[Records that describe figures]
Begin

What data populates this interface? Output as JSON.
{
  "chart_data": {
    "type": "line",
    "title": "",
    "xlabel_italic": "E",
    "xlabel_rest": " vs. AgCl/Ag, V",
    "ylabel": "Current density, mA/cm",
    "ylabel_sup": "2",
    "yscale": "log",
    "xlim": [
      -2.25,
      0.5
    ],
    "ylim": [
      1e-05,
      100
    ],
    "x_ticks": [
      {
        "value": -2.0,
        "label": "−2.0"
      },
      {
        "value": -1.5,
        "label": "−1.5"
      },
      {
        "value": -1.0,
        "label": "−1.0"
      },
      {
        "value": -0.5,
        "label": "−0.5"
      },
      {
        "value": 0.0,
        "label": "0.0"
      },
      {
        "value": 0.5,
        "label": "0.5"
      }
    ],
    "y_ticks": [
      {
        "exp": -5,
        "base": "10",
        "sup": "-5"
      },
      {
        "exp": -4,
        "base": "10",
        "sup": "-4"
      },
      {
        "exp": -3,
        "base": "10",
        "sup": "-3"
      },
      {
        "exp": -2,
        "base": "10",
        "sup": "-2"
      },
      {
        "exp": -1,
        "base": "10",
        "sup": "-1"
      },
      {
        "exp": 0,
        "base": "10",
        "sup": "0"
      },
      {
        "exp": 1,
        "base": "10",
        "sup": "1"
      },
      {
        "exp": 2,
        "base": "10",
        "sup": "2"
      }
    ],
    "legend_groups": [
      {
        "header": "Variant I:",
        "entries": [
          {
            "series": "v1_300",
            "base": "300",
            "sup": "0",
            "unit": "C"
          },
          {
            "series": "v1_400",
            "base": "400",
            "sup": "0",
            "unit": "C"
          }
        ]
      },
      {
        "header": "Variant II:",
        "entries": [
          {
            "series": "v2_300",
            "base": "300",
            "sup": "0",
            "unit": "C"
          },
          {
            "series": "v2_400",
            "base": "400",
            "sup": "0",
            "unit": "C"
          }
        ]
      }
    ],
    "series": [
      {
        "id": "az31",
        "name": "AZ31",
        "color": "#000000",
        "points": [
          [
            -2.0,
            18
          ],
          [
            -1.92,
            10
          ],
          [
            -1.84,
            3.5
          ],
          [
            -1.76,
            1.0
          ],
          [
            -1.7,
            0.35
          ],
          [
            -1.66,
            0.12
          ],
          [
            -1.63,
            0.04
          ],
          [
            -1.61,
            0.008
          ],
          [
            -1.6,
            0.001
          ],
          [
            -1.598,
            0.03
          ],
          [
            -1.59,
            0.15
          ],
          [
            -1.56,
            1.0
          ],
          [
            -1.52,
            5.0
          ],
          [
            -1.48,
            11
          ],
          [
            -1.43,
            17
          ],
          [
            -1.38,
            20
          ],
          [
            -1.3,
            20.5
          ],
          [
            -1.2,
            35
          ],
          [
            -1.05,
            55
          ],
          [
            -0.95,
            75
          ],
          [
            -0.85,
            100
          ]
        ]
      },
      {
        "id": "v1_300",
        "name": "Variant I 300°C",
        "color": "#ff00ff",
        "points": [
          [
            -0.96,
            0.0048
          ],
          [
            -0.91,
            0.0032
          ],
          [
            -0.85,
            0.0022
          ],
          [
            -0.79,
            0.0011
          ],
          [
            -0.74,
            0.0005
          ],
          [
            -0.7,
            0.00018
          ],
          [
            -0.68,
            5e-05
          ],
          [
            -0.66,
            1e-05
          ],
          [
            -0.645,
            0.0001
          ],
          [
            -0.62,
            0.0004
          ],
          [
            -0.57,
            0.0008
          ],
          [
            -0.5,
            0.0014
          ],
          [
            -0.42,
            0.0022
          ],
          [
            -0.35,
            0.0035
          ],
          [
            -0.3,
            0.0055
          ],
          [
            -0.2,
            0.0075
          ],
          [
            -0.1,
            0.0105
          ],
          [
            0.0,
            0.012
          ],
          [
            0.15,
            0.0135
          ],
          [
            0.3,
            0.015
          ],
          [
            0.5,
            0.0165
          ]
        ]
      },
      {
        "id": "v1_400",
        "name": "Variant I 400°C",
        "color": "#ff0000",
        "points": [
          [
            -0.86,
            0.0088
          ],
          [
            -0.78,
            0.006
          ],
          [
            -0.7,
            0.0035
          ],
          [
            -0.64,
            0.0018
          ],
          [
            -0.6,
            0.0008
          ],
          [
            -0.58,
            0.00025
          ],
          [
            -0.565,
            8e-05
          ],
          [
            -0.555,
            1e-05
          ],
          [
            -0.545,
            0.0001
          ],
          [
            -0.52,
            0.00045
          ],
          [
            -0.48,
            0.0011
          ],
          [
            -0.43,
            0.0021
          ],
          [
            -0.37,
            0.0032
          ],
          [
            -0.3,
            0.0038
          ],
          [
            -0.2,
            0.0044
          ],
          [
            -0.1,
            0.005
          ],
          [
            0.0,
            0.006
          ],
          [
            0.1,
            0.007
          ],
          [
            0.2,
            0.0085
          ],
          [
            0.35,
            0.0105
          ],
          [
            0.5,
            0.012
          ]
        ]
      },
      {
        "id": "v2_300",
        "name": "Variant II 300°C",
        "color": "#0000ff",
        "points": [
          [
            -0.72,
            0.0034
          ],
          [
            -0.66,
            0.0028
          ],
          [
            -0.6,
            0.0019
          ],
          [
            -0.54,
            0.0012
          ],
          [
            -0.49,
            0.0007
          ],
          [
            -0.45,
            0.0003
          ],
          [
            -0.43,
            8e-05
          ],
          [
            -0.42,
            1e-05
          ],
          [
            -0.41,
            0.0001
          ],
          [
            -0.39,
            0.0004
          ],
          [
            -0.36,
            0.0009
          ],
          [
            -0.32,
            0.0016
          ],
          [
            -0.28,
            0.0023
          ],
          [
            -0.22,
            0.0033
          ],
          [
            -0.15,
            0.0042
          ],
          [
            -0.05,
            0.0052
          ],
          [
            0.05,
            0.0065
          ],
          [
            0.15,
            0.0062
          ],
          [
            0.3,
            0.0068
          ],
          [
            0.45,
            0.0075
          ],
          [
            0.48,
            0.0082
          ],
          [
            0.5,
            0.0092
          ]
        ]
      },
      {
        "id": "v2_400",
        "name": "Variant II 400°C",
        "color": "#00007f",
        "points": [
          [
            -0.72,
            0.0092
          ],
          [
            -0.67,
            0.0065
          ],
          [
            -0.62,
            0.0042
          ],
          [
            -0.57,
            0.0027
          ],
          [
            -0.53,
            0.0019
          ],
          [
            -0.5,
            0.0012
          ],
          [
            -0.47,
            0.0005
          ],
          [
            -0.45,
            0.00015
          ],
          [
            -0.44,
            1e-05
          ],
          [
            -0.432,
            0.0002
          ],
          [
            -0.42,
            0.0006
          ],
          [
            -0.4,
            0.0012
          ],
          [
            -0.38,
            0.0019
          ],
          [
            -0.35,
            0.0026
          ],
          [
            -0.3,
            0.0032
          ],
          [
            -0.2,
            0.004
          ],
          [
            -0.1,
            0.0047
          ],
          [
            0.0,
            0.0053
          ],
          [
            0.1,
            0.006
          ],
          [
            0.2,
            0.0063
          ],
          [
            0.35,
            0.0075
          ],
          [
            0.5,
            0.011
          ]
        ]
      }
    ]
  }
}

End

Go through the material and select each line with the string "Variant" in it.

» **ANSWER TO THE PROBLEM**
        "header": "Variant I:",
        "header": "Variant II:",
        "name": "Variant I 300°C",
        "name": "Variant I 400°C",
        "name": "Variant II 300°C",
        "name": "Variant II 400°C",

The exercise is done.